PROVIDED ENTRIES.
[start]

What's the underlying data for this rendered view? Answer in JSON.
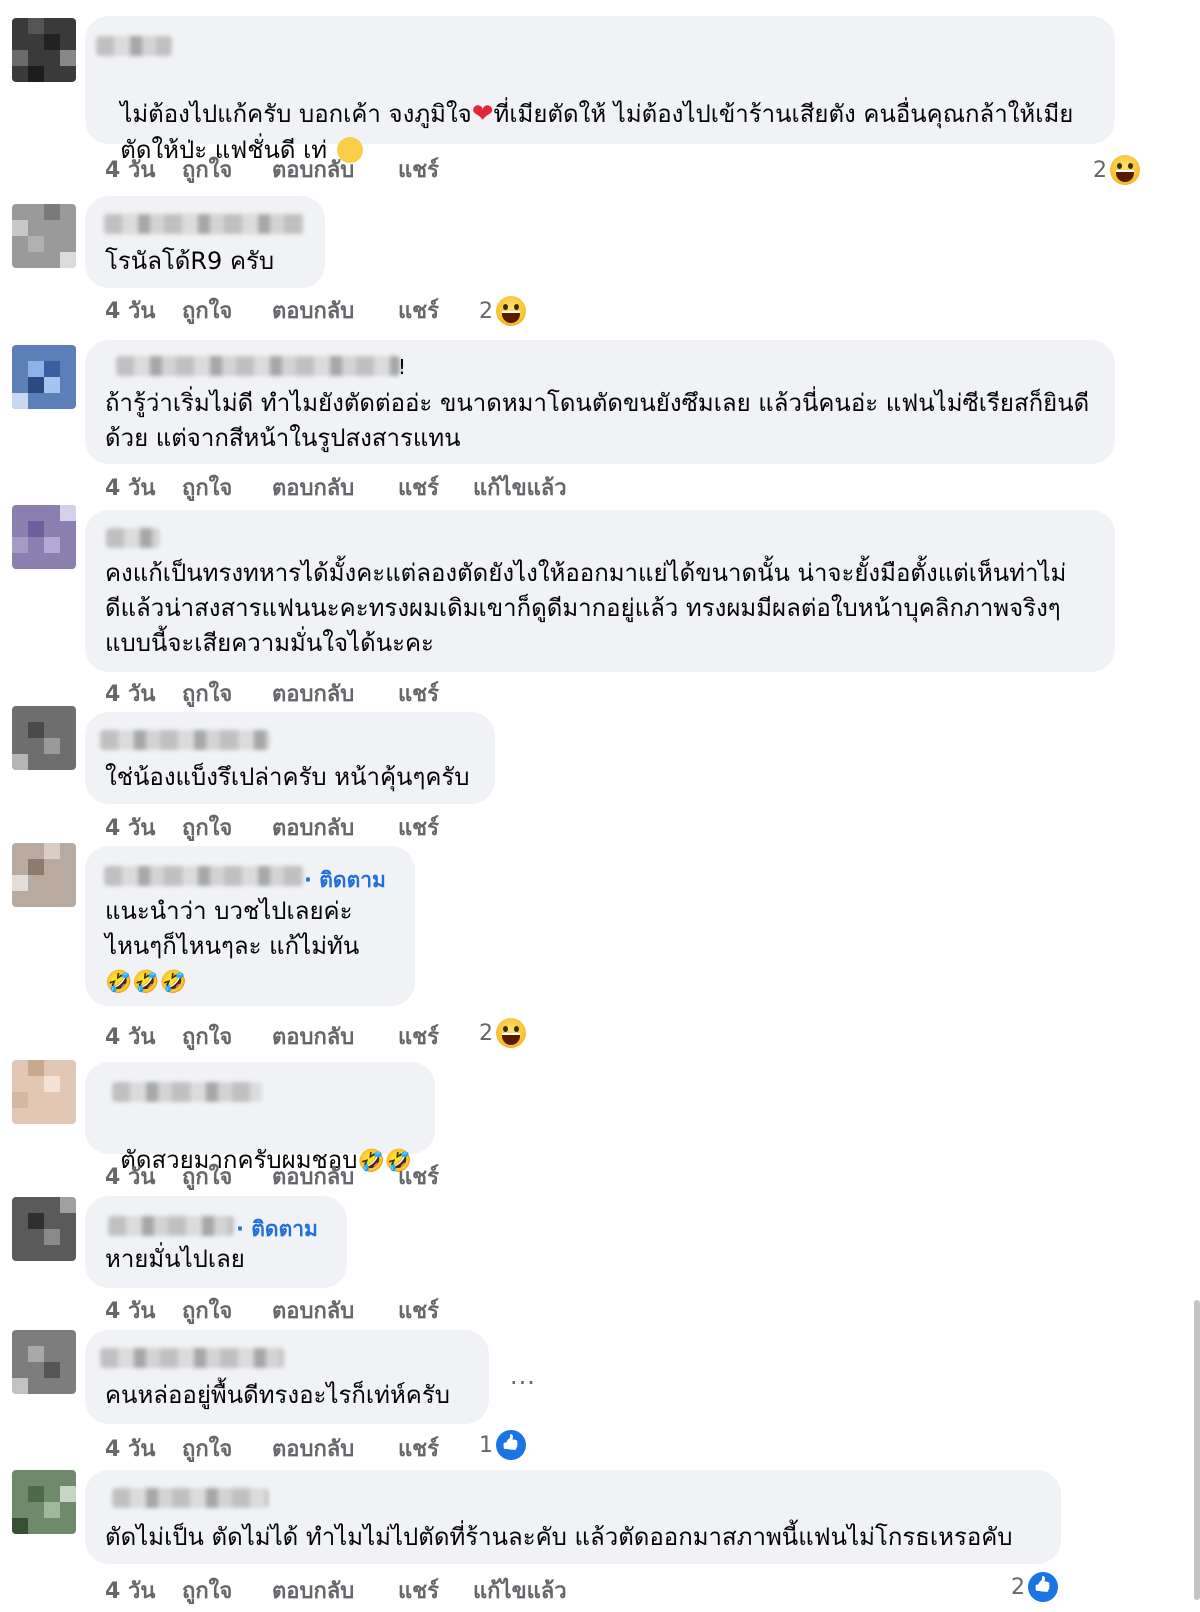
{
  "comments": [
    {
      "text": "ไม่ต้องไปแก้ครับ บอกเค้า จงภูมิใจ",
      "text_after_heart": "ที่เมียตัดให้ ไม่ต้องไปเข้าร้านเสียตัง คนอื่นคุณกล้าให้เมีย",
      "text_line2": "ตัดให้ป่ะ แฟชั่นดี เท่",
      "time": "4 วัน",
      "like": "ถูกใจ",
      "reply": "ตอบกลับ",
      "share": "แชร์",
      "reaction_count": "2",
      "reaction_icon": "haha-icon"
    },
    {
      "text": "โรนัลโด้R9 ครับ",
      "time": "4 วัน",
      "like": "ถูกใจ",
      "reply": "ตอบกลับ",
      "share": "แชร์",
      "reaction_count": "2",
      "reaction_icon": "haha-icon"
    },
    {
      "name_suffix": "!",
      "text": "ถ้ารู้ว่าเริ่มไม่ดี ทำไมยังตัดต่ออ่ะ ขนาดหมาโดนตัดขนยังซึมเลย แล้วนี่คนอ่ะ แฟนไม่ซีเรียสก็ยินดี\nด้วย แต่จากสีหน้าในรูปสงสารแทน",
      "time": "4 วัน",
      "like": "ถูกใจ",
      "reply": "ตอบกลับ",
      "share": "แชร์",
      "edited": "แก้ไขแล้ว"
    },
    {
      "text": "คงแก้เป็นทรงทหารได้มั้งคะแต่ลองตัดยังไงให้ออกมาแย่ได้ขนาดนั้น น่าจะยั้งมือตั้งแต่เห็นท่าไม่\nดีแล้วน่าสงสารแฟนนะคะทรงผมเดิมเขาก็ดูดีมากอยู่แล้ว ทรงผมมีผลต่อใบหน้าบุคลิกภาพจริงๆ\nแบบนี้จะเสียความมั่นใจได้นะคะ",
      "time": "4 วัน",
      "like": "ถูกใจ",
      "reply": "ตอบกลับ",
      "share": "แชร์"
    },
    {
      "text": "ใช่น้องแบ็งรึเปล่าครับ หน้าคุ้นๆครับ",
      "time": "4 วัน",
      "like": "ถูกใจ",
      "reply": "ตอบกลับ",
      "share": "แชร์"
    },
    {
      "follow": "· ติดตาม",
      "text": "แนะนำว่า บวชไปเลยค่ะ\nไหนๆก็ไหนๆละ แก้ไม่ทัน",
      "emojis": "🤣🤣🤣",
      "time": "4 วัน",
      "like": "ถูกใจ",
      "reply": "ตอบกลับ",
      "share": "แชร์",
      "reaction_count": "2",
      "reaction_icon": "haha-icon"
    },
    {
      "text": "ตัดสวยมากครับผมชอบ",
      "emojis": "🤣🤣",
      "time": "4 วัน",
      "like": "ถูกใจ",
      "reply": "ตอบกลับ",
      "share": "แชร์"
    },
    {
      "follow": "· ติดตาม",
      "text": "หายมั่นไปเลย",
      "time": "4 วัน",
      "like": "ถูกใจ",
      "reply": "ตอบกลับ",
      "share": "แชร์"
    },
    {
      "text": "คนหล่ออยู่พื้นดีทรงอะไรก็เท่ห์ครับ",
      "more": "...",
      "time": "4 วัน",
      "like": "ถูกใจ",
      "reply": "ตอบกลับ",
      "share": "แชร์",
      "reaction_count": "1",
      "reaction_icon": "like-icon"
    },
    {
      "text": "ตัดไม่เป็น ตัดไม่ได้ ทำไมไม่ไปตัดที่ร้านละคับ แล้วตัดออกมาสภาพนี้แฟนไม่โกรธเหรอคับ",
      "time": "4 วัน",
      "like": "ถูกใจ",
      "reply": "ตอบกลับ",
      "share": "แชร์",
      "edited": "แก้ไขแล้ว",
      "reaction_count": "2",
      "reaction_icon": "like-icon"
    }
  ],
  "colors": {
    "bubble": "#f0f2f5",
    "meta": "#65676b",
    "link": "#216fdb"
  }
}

[end]

EXERCISE DIRECTIONS.
Pull out every line of the records above that contains the word "แฟนไม".

RESPONSE FOR THIS EXERCISE.
      "text": "ถ้ารู้ว่าเริ่มไม่ดี ทำไมยังตัดต่ออ่ะ ขนาดหมาโดนตัดขนยังซึมเลย แล้วนี่คนอ่ะ แฟนไม่ซีเรียสก็ยินดี\nด้วย แต่จากสีหน้าในรูปสงสารแทน",
      "text": "ตัดไม่เป็น ตัดไม่ได้ ทำไมไม่ไปตัดที่ร้านละคับ แล้วตัดออกมาสภาพนี้แฟนไม่โกรธเหรอคับ",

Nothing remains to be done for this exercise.